Check every line below for the string "BotRix", and copy the lines that contain it.

=== MATERIAL FOR THIS TASK ===

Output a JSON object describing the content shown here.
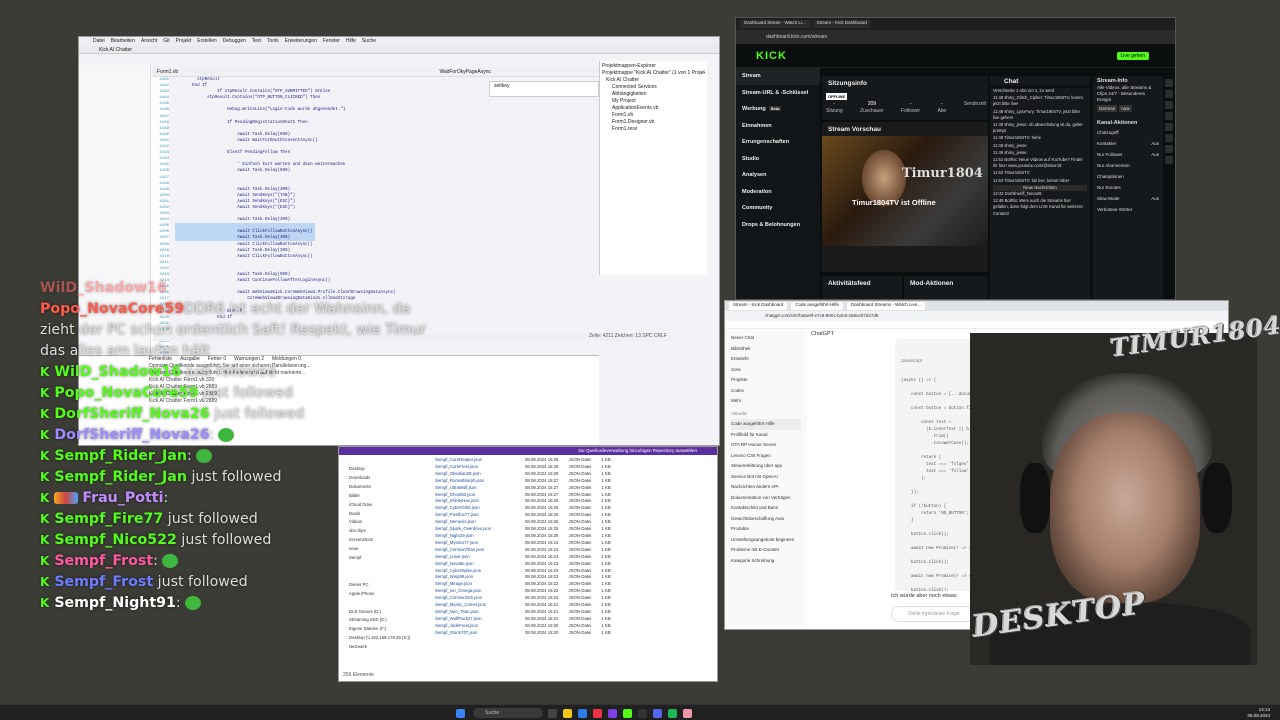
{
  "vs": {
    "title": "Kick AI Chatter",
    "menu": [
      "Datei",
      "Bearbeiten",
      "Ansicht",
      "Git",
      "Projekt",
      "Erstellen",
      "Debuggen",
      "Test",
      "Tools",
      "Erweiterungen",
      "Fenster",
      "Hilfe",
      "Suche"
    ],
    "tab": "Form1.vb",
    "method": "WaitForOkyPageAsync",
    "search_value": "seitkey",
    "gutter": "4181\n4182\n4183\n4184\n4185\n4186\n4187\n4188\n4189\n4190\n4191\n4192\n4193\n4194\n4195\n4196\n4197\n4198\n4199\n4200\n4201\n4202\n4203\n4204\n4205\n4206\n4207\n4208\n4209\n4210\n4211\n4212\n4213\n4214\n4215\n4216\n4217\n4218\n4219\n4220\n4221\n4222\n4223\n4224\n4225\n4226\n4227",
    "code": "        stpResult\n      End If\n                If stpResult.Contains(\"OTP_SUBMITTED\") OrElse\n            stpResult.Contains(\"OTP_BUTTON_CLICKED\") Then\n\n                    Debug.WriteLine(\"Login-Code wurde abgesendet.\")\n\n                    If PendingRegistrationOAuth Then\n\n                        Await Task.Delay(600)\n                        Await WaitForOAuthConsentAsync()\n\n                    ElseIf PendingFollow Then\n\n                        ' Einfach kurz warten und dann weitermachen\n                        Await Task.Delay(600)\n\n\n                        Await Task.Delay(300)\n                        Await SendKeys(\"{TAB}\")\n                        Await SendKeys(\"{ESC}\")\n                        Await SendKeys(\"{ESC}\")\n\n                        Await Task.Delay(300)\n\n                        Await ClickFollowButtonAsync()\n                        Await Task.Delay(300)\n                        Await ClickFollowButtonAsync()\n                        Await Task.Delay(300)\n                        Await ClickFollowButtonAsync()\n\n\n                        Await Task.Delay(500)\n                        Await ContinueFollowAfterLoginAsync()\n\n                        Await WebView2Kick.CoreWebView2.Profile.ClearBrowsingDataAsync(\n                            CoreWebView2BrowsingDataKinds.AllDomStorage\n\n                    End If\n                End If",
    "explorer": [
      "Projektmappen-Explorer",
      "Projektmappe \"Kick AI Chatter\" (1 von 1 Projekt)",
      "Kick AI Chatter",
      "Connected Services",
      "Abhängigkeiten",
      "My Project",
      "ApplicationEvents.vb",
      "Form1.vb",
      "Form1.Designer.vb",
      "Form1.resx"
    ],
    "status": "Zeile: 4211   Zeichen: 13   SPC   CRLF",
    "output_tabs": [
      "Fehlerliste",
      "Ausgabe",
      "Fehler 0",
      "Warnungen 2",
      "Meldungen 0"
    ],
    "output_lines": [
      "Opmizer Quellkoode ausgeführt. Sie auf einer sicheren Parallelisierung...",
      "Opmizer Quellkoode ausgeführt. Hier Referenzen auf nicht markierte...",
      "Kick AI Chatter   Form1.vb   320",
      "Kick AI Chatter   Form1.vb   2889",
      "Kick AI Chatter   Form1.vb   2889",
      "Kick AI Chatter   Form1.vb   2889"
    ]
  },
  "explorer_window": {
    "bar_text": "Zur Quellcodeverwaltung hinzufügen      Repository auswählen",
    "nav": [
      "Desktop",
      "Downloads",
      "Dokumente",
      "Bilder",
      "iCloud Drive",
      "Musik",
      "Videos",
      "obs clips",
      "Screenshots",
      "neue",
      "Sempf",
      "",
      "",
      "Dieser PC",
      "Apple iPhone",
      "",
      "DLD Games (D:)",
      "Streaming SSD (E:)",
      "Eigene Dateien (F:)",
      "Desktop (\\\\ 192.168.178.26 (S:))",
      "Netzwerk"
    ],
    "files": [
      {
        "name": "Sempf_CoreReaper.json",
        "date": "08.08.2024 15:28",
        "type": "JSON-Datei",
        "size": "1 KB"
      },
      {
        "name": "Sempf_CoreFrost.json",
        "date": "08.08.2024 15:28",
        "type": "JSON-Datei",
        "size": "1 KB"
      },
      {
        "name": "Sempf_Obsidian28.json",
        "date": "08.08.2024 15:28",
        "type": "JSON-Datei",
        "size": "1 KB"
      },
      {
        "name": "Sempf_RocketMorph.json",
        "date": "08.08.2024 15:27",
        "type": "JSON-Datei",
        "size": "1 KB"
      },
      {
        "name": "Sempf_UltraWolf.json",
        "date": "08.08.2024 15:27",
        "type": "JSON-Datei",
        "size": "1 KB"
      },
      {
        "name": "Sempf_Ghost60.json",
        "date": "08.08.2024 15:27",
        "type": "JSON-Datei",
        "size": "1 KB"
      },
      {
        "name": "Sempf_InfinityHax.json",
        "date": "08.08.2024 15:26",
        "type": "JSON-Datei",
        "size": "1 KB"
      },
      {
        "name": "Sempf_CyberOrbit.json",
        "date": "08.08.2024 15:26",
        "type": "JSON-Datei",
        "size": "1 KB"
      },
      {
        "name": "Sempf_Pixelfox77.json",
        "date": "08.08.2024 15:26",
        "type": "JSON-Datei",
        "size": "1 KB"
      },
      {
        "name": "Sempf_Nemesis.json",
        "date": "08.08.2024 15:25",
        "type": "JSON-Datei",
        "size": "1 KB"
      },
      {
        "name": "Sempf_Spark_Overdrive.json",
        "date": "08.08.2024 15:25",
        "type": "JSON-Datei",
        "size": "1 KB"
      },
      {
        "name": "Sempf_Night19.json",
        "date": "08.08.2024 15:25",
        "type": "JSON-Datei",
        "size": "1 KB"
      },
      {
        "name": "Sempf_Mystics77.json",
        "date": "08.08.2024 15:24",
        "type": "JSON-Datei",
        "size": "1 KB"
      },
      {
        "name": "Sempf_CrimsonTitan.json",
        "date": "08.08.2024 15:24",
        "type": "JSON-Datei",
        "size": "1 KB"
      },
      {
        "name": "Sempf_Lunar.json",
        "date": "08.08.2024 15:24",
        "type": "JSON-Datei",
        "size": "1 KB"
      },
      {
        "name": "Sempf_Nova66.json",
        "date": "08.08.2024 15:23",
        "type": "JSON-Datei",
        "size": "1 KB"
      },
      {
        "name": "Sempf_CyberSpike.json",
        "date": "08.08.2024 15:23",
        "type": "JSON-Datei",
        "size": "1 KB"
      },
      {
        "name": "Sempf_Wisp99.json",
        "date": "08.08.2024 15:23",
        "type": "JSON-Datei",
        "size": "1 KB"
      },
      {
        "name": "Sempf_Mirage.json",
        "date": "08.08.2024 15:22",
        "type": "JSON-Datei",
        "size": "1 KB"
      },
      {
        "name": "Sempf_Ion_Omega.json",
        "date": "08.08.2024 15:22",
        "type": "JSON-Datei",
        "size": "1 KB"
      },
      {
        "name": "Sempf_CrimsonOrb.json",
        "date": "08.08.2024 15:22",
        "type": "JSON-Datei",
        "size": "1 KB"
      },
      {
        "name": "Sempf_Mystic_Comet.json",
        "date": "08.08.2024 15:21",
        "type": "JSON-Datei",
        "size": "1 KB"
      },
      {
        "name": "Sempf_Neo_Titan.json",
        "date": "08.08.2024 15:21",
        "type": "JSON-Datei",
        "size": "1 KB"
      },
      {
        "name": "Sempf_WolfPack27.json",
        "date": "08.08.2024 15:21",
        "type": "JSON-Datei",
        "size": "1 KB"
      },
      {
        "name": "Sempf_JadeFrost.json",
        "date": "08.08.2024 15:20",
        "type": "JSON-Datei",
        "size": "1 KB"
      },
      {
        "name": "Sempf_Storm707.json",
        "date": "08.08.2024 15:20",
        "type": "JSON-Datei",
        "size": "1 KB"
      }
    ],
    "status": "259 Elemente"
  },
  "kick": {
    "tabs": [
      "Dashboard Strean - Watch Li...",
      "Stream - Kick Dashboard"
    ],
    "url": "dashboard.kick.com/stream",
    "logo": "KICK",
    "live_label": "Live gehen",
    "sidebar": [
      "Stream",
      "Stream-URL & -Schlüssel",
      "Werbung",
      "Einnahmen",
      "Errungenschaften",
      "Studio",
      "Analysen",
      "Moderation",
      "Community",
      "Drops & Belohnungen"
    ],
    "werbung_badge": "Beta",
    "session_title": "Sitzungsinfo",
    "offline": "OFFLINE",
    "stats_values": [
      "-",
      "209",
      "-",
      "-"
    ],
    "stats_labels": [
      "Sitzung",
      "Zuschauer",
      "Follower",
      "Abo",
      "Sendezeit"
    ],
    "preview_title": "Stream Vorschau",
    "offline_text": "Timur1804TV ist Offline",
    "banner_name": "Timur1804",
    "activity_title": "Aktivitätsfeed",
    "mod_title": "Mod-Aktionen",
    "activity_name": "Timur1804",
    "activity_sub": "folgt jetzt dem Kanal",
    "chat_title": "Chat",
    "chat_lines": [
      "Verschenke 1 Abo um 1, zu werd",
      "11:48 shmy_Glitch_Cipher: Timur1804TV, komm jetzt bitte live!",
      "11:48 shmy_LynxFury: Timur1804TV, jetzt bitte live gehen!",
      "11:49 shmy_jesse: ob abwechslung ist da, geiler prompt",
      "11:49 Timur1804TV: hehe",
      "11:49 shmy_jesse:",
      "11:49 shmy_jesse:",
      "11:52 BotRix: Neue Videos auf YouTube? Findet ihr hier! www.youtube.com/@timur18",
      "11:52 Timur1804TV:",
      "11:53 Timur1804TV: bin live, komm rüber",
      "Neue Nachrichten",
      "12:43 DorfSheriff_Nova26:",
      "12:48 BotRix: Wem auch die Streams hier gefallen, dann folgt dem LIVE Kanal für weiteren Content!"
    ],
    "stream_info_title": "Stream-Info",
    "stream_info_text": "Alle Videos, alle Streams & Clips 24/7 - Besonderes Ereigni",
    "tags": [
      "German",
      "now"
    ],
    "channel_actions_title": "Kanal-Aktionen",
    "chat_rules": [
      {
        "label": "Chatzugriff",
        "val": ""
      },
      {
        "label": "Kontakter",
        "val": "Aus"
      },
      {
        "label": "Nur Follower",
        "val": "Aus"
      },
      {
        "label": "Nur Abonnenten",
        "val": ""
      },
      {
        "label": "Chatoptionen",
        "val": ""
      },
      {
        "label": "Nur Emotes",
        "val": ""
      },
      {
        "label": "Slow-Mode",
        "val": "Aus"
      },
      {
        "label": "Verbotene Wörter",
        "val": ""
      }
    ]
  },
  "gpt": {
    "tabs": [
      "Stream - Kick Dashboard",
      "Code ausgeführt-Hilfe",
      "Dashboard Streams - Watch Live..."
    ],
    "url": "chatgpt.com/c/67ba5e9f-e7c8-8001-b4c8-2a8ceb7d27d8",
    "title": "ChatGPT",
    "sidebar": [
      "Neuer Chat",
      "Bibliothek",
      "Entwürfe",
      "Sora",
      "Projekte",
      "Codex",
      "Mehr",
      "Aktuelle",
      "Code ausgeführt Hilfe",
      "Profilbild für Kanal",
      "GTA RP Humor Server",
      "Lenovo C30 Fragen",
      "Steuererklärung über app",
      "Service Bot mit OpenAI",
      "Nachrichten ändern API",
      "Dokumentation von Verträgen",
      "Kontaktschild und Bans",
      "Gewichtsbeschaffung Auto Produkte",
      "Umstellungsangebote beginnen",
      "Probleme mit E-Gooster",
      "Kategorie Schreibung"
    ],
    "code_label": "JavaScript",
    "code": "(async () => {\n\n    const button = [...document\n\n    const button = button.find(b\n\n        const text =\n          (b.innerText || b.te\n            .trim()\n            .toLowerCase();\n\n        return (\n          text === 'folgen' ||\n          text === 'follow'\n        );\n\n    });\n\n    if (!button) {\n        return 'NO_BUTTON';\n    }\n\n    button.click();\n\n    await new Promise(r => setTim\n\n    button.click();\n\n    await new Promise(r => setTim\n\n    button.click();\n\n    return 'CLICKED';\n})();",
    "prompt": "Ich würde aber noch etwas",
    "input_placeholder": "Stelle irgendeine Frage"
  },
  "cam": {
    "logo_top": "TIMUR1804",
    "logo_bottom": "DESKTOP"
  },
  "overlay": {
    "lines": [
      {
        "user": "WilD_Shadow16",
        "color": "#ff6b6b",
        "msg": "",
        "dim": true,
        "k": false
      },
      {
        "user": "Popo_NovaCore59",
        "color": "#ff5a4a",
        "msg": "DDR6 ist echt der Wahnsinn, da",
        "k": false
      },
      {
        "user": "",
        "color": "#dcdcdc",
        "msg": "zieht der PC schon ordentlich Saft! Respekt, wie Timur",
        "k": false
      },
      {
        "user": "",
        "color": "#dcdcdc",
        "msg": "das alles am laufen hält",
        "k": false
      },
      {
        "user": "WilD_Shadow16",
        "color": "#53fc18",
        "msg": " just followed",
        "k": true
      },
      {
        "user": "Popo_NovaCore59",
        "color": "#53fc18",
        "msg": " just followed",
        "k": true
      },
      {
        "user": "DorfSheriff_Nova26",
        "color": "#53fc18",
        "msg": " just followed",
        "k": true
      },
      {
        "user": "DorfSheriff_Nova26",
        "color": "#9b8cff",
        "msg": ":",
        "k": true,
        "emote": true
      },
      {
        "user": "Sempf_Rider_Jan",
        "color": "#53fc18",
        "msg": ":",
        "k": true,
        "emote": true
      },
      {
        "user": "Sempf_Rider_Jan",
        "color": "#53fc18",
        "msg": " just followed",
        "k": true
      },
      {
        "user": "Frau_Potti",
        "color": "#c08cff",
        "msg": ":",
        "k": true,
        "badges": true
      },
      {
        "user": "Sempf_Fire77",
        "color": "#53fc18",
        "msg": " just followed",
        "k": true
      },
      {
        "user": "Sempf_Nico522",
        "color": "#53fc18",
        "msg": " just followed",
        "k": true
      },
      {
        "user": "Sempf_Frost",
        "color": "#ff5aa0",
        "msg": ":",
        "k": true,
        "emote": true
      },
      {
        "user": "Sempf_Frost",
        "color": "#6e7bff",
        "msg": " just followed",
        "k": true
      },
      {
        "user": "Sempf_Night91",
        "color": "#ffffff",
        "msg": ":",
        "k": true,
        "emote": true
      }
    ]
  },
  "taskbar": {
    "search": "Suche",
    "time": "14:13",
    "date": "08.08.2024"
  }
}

===
=== MATERIAL FOR THIS TASK ===

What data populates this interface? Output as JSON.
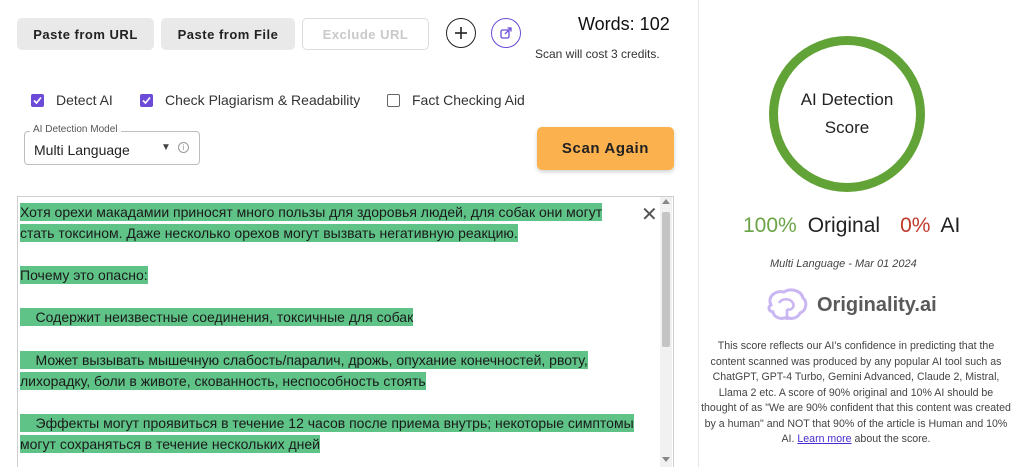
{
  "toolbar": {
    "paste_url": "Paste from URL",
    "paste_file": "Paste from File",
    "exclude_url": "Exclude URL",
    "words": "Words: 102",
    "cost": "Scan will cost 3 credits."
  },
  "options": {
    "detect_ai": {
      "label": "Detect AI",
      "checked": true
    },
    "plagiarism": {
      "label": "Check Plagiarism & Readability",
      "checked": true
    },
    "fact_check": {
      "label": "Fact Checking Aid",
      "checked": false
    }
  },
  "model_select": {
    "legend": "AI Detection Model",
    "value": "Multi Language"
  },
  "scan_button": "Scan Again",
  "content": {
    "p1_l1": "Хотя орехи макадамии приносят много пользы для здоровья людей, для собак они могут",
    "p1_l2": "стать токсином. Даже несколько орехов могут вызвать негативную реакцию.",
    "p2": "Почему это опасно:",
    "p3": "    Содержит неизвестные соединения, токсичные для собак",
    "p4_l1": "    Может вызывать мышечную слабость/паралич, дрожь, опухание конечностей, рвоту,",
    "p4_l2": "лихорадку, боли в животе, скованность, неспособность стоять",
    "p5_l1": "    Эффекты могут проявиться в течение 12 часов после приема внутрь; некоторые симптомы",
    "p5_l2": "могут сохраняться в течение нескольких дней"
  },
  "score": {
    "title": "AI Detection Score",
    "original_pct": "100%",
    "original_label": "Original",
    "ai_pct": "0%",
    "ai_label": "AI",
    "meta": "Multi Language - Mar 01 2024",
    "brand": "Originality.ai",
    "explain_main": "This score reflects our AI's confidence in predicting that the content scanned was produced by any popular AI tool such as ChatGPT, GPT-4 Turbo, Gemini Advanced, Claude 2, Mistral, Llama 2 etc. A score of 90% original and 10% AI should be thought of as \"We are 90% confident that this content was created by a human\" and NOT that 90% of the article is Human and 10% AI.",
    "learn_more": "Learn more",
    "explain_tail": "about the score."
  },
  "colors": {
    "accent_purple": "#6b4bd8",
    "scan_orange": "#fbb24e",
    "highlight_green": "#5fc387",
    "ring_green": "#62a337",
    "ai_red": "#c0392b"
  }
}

===
=== MATERIAL FOR THIS TASK ===

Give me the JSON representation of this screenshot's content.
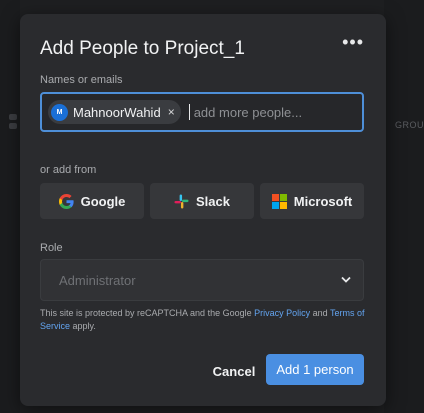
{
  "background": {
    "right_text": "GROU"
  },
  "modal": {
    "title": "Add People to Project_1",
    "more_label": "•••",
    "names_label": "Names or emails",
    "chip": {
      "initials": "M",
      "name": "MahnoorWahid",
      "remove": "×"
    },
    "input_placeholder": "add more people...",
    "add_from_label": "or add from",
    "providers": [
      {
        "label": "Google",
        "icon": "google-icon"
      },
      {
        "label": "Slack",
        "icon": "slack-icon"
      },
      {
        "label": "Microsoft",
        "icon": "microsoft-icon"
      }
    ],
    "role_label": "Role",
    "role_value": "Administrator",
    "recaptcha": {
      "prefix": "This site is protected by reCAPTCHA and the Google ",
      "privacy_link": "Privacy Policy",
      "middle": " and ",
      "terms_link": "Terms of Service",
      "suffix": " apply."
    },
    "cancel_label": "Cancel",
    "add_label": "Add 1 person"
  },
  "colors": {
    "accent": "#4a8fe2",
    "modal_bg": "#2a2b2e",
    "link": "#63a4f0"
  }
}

===

[ANSWER TO THIS EXERCISE]
      "11:52 BotRix: Neue Videos auf YouTube? Findet ihr hier! www.youtube.com/@timur18",
      "12:48 BotRix: Wem auch die Streams hier gefallen, dann folgt dem LIVE Kanal für weiteren Content!"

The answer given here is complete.